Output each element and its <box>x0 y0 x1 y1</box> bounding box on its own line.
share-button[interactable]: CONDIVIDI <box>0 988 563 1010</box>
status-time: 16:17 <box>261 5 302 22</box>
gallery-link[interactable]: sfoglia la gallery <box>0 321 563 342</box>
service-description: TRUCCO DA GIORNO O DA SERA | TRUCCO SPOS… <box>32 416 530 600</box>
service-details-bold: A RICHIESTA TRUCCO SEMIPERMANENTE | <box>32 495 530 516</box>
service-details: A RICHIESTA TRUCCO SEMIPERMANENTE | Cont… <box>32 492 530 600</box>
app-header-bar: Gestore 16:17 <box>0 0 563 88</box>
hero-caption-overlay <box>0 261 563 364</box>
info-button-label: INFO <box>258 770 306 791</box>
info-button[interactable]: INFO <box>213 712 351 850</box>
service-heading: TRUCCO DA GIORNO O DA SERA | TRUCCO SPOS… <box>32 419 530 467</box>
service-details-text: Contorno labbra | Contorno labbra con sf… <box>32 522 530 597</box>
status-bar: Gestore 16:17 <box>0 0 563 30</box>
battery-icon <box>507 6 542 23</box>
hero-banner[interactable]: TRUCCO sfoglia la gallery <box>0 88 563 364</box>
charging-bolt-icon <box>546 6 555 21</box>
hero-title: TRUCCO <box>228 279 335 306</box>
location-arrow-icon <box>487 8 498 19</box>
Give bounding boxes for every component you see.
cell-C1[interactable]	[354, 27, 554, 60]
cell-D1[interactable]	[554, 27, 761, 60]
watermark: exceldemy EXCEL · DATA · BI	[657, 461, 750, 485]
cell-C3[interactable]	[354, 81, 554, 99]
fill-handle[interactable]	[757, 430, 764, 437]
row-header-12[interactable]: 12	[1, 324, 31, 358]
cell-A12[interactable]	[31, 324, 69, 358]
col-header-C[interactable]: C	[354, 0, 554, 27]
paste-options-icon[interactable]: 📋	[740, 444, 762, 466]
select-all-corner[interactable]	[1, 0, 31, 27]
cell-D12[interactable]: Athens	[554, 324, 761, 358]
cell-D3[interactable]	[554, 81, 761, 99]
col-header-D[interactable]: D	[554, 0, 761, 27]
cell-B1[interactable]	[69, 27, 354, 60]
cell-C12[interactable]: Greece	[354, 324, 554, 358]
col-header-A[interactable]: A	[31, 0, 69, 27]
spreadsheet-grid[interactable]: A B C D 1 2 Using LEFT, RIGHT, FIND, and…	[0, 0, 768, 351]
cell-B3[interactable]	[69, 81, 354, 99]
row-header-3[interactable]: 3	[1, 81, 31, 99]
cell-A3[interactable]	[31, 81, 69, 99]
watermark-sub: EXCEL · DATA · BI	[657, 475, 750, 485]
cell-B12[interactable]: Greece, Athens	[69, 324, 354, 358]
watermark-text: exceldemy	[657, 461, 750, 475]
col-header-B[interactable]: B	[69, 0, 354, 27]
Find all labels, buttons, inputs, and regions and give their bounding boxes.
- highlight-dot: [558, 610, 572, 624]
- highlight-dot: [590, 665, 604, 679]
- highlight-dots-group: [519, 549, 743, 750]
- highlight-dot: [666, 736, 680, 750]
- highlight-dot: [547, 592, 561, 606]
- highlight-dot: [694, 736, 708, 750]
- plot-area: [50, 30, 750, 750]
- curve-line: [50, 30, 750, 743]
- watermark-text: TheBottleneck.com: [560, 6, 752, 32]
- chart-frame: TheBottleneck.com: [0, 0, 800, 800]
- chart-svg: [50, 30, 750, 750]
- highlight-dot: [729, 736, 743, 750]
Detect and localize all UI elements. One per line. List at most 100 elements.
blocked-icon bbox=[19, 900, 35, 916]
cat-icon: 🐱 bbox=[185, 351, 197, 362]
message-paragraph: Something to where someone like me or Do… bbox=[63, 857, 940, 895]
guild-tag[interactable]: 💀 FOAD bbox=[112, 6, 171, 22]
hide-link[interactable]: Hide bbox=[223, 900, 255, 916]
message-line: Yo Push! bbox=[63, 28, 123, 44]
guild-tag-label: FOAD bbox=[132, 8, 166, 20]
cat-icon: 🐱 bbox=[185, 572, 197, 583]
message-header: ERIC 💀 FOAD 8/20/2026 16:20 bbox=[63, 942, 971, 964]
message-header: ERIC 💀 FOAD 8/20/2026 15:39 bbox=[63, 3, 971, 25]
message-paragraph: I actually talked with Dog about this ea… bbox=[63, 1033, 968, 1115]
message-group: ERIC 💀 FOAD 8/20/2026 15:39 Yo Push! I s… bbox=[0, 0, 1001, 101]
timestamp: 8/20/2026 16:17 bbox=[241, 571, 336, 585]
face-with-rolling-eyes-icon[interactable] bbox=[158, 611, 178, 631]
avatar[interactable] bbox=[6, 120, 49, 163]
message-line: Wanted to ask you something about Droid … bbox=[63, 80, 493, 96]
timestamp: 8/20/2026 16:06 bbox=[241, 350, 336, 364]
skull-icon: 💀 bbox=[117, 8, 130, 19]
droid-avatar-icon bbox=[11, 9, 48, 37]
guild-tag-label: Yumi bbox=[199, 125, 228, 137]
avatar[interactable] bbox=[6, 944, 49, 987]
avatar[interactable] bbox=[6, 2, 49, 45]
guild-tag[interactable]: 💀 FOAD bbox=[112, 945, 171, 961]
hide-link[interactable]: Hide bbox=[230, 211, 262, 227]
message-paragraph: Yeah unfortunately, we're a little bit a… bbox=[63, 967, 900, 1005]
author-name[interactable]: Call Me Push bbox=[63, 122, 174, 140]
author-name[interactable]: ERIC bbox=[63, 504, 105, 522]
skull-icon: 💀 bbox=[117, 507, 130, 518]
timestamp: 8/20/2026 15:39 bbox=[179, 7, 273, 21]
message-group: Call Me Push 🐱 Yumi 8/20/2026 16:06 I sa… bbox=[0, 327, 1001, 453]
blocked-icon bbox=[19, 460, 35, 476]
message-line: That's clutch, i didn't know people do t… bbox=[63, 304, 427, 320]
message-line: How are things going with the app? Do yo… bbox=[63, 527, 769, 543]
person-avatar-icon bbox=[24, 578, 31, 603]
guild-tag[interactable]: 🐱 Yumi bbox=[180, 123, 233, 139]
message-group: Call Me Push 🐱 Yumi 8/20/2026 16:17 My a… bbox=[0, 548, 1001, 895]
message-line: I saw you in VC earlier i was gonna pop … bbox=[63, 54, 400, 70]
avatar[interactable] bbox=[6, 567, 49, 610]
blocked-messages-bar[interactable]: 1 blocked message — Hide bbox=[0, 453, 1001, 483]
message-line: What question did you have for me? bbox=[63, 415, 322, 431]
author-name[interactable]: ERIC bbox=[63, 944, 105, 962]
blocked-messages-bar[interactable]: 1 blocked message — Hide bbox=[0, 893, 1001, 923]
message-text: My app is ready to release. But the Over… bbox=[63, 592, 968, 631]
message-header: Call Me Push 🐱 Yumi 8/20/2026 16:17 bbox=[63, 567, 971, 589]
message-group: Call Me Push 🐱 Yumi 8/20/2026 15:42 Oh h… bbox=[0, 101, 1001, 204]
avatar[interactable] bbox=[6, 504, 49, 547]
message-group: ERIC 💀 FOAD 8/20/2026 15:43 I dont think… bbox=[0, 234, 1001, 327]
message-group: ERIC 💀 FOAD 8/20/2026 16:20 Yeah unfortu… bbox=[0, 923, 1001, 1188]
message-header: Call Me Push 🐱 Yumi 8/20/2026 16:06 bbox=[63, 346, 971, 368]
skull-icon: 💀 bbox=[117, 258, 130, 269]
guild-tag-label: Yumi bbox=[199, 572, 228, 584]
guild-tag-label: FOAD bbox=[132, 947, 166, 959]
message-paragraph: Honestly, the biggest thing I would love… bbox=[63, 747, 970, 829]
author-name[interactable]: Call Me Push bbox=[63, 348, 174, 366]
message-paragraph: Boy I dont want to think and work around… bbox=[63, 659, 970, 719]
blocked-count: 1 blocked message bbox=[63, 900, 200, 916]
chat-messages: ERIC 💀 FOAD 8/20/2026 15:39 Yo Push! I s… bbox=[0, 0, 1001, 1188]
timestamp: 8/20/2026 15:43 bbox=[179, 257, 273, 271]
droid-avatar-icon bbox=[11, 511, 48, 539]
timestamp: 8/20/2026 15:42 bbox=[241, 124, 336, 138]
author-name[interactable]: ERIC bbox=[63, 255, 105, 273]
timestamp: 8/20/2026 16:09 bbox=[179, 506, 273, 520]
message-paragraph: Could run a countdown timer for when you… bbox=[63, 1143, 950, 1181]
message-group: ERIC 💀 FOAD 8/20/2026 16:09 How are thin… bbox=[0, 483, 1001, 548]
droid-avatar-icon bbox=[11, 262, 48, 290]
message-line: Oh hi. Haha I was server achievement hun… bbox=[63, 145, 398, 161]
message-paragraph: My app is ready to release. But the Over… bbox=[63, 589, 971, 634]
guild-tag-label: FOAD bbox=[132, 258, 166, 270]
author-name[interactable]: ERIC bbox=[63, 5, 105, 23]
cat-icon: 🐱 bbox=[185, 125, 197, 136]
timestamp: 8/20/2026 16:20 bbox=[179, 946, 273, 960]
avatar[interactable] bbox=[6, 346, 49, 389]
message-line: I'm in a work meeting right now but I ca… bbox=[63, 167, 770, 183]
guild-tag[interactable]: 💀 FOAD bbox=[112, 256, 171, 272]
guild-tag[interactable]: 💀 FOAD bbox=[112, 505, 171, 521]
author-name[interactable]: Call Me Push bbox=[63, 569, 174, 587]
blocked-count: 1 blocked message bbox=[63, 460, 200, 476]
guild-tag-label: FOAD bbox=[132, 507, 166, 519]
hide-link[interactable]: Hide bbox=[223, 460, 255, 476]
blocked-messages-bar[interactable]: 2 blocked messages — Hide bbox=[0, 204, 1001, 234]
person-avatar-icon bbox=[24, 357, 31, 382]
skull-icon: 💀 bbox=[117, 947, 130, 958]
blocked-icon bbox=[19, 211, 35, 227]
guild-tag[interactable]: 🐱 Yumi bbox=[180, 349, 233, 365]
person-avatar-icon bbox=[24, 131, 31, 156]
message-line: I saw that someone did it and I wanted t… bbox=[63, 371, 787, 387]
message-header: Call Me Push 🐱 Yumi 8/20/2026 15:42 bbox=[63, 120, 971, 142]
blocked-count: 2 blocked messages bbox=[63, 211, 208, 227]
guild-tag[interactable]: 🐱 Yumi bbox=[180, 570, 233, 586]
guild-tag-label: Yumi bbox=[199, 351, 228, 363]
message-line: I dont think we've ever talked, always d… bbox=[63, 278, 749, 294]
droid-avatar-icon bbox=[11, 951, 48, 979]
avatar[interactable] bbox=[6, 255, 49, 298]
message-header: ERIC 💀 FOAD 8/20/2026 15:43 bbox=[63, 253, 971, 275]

*-*-*

Copy the listing above word for word, from its first line through the line containing "service-description: TRUCCO DA", with both ends included and nothing else.

Output
Output each element and its <box>x0 y0 x1 y1</box> bounding box on its own line.
share-button[interactable]: CONDIVIDI <box>0 988 563 1010</box>
status-time: 16:17 <box>261 5 302 22</box>
gallery-link[interactable]: sfoglia la gallery <box>0 321 563 342</box>
service-description: TRUCCO DA GIORNO O DA SERA | TRUCCO SPOS… <box>32 416 530 600</box>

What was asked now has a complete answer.